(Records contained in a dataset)
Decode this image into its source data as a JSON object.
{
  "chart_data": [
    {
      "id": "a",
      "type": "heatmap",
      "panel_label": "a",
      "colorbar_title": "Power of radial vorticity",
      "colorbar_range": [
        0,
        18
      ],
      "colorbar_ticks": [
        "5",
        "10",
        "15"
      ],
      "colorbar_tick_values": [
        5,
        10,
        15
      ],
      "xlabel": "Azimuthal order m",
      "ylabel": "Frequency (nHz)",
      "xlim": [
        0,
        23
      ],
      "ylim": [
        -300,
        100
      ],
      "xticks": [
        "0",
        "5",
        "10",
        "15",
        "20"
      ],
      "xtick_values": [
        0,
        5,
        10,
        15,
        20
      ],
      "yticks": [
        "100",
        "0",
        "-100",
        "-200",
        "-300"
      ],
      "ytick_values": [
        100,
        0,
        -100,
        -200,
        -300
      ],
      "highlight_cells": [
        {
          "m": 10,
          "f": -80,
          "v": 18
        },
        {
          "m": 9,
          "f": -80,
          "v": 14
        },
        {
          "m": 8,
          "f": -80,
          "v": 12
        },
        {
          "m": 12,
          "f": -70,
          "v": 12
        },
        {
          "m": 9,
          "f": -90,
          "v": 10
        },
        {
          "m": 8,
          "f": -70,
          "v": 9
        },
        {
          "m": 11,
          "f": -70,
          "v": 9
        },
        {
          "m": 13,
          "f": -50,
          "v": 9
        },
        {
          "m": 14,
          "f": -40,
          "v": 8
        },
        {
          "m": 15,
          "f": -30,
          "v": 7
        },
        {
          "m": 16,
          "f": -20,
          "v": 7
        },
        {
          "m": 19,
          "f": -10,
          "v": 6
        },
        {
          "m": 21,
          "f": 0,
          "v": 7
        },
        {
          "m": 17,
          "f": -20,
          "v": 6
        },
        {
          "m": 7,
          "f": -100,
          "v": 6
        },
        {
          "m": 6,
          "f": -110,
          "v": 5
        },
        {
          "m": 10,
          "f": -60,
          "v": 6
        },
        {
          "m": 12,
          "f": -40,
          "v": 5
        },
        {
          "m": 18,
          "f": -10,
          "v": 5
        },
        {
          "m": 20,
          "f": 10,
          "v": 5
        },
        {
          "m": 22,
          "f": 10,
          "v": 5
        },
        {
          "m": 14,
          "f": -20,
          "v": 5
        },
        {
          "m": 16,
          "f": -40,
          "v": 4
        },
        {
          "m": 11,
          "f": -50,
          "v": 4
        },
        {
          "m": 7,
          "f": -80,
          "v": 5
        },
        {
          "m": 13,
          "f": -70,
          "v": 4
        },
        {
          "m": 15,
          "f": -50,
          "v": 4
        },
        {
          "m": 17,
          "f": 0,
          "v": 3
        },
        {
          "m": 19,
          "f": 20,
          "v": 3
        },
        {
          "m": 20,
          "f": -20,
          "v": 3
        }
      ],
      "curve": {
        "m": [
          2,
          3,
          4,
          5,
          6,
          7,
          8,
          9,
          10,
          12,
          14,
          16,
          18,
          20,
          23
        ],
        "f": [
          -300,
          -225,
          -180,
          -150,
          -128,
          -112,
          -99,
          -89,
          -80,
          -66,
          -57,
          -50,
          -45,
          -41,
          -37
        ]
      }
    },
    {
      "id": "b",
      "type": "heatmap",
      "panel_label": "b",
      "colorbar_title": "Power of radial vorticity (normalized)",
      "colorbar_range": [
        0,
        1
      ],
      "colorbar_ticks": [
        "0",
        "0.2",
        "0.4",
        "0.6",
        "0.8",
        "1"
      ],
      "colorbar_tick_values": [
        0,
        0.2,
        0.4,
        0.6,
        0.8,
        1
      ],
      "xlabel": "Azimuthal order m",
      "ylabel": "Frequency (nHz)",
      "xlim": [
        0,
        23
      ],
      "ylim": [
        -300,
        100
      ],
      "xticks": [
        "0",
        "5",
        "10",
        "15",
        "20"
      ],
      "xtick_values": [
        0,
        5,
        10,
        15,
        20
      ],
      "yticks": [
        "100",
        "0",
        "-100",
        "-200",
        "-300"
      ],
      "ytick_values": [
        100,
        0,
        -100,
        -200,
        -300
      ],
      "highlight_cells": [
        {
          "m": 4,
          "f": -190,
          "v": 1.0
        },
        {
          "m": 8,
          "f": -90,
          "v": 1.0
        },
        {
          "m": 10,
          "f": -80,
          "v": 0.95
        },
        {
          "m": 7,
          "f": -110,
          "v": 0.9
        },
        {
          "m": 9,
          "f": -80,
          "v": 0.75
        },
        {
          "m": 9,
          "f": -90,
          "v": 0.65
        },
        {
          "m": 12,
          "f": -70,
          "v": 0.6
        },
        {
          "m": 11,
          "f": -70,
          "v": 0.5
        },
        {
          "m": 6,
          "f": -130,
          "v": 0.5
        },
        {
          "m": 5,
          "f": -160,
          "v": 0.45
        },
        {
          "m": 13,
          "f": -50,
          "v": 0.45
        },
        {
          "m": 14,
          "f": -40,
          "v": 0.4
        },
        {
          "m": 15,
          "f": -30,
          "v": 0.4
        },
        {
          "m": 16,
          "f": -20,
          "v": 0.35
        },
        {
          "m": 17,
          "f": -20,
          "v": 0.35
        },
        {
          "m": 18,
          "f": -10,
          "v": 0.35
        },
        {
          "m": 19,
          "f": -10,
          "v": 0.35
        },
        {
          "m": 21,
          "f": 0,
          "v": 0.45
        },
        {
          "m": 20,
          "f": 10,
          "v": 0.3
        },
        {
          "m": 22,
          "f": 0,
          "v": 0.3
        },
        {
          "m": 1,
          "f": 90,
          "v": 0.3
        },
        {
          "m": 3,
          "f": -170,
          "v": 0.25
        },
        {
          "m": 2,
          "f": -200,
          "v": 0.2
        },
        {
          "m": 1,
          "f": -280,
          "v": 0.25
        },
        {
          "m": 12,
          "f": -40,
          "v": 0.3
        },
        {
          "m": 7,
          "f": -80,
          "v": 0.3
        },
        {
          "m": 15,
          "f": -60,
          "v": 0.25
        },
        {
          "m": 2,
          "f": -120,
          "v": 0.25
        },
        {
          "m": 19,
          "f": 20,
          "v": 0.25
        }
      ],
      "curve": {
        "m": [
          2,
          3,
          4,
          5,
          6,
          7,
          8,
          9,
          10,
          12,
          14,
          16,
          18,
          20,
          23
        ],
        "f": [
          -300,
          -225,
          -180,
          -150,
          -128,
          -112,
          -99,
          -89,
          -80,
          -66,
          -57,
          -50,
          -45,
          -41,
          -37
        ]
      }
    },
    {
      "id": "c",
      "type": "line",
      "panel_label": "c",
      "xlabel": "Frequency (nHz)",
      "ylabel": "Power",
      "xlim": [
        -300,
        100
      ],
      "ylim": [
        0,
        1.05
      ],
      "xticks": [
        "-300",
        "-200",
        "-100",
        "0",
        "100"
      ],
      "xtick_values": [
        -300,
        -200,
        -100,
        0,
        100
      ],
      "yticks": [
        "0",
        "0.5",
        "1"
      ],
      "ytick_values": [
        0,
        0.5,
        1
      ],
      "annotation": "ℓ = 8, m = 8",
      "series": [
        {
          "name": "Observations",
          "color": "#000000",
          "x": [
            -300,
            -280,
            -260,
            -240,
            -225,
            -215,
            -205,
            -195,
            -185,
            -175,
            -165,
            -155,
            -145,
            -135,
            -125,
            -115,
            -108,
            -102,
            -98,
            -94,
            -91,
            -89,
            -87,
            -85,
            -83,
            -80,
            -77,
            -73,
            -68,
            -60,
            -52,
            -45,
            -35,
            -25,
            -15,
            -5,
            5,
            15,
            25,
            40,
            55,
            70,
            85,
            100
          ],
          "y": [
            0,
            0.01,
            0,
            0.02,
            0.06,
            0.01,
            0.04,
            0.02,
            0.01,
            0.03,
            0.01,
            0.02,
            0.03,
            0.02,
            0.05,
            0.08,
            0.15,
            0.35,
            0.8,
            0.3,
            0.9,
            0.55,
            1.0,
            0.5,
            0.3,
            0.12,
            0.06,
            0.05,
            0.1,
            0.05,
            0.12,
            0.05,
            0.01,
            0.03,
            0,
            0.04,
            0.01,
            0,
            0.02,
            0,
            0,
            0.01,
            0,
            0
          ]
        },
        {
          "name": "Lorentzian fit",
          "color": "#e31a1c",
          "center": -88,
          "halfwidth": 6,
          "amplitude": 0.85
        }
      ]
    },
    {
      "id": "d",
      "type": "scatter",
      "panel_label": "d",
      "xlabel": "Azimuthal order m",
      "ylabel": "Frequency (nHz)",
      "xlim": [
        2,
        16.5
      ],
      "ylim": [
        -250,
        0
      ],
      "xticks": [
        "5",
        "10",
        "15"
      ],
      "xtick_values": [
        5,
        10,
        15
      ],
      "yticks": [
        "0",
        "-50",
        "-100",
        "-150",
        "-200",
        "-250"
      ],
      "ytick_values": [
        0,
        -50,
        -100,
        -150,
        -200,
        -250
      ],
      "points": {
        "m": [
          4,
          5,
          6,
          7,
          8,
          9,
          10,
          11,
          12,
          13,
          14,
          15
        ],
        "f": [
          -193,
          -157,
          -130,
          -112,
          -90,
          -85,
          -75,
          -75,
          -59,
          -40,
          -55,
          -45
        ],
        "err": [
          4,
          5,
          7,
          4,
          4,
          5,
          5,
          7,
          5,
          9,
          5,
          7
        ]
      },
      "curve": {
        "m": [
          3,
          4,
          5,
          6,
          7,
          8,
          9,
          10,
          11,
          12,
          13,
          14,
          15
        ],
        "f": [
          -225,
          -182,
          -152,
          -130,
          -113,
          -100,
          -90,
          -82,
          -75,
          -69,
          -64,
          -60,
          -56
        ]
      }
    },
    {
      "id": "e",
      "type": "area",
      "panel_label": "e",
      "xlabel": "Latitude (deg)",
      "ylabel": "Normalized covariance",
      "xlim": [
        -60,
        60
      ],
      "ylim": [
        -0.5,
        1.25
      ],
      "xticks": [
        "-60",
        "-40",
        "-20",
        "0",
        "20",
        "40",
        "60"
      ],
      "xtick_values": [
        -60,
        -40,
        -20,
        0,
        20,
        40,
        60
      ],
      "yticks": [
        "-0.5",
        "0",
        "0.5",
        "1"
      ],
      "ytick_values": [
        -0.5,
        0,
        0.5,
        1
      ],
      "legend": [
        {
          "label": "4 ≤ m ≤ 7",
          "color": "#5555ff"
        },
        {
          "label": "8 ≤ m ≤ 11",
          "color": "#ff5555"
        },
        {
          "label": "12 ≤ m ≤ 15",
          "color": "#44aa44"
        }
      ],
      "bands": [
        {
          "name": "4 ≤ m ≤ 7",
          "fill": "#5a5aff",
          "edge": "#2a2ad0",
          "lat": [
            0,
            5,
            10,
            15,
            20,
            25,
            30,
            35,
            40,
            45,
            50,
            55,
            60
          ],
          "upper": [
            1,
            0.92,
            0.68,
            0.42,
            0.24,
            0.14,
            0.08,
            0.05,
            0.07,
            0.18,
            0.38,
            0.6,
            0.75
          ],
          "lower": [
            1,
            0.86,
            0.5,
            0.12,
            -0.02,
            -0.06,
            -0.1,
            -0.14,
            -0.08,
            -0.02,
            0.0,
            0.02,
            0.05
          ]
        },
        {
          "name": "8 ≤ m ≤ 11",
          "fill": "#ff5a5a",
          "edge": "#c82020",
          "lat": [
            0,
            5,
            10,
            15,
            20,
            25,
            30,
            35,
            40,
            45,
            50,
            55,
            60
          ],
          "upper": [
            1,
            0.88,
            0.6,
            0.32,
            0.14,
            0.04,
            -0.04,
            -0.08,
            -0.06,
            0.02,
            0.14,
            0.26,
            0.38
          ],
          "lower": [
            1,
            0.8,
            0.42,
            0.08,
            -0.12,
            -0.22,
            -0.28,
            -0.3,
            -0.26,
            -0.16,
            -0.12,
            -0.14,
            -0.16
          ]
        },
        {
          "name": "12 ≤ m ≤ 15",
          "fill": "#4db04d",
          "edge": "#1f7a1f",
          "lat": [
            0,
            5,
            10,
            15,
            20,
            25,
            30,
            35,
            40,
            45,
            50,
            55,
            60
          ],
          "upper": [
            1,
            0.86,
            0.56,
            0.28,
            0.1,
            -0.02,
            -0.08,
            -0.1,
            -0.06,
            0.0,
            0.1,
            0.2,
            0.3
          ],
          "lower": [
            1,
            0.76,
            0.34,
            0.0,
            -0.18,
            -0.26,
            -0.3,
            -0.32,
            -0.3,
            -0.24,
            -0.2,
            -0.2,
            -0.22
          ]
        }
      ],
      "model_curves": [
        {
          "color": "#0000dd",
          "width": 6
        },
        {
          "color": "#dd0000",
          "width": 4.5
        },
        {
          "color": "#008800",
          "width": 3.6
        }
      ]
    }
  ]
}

* _Your objective_:
In the records above, locate every line with the string "radial" and copy it.

* _Output of the task_:
      "colorbar_title": "Power of radial vorticity",
      "colorbar_title": "Power of radial vorticity (normalized)",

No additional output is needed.